Set down every record once more, exactly as given.

The records =>
··········
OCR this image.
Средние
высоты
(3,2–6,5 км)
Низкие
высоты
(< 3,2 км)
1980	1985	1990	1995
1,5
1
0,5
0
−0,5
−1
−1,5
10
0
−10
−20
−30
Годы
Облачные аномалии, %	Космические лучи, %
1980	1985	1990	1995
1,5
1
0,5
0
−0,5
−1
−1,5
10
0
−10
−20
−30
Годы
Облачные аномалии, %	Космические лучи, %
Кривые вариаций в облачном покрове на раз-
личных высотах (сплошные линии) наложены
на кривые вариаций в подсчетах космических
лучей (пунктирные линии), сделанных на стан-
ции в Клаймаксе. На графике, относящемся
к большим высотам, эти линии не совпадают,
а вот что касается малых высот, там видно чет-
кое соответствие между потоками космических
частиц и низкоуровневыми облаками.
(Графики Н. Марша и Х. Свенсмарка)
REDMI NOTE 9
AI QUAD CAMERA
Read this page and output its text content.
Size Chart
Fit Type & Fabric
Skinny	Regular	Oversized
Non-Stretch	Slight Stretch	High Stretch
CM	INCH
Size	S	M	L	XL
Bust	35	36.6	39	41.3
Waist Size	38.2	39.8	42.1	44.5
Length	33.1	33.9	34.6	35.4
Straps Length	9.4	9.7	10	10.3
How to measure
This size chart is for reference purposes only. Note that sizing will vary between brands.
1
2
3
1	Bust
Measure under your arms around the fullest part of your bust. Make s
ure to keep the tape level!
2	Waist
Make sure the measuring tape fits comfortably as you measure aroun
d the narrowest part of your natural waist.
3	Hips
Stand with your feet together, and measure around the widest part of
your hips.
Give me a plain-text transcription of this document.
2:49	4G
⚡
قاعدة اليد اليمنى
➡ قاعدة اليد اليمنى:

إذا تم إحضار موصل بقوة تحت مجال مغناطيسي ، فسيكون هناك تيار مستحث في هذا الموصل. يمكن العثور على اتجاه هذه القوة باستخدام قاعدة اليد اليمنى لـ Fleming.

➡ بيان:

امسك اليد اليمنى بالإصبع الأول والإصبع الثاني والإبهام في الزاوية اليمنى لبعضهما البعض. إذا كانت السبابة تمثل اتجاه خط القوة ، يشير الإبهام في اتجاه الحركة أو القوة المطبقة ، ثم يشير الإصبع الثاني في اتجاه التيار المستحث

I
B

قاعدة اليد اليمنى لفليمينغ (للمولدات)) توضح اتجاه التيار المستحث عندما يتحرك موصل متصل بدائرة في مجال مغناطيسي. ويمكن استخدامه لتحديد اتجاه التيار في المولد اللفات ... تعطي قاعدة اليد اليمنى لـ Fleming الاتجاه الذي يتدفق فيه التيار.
··········
Answer below =>
OCR this image.
Средние
высоты
(3,2–6,5 км)
Низкие
высоты
(< 3,2 км)
1980	1985	1990	1995
1,5
1
0,5
0
−0,5
−1
−1,5
10
0
−10
−20
−30
Годы
Облачные аномалии, %	Космические лучи, %
1980	1985	1990	1995
1,5
1
0,5
0
−0,5
−1
−1,5
10
0
−10
−20
−30
Годы
Облачные аномалии, %	Космические лучи, %
Кривые вариаций в облачном покрове на раз-
личных высотах (сплошные линии) наложены
на кривые вариаций в подсчетах космических
лучей (пунктирные линии), сделанных на стан-
ции в Клаймаксе. На графике, относящемся
к большим высотам, эти линии не совпадают,
а вот что касается малых высот, там видно чет-
кое соответствие между потоками космических
частиц и низкоуровневыми облаками.
(Графики Н. Марша и Х. Свенсмарка)
REDMI NOTE 9
AI QUAD CAMERA
Read this page and output its text content.
Size Chart
Fit Type & Fabric
Skinny	Regular	Oversized
Non-Stretch	Slight Stretch	High Stretch
CM	INCH
Size	S	M	L	XL
Bust	35	36.6	39	41.3
Waist Size	38.2	39.8	42.1	44.5
Length	33.1	33.9	34.6	35.4
Straps Length	9.4	9.7	10	10.3
How to measure
This size chart is for reference purposes only. Note that sizing will vary between brands.
1
2
3
1	Bust
Measure under your arms around the fullest part of your bust. Make s
ure to keep the tape level!
2	Waist
Make sure the measuring tape fits comfortably as you measure aroun
d the narrowest part of your natural waist.
3	Hips
Stand with your feet together, and measure around the widest part of
your hips.
Give me a plain-text transcription of this document.
2:49	4G
⚡
قاعدة اليد اليمنى
➡ قاعدة اليد اليمنى:

إذا تم إحضار موصل بقوة تحت مجال مغناطيسي ، فسيكون هناك تيار مستحث في هذا الموصل. يمكن العثور على اتجاه هذه القوة باستخدام قاعدة اليد اليمنى لـ Fleming.

➡ بيان:

امسك اليد اليمنى بالإصبع الأول والإصبع الثاني والإبهام في الزاوية اليمنى لبعضهما البعض. إذا كانت السبابة تمثل اتجاه خط القوة ، يشير الإبهام في اتجاه الحركة أو القوة المطبقة ، ثم يشير الإصبع الثاني في اتجاه التيار المستحث

I
B

قاعدة اليد اليمنى لفليمينغ (للمولدات)) توضح اتجاه التيار المستحث عندما يتحرك موصل متصل بدائرة في مجال مغناطيسي. ويمكن استخدامه لتحديد اتجاه التيار في المولد اللفات ... تعطي قاعدة اليد اليمنى لـ Fleming الاتجاه الذي يتدفق فيه التيار.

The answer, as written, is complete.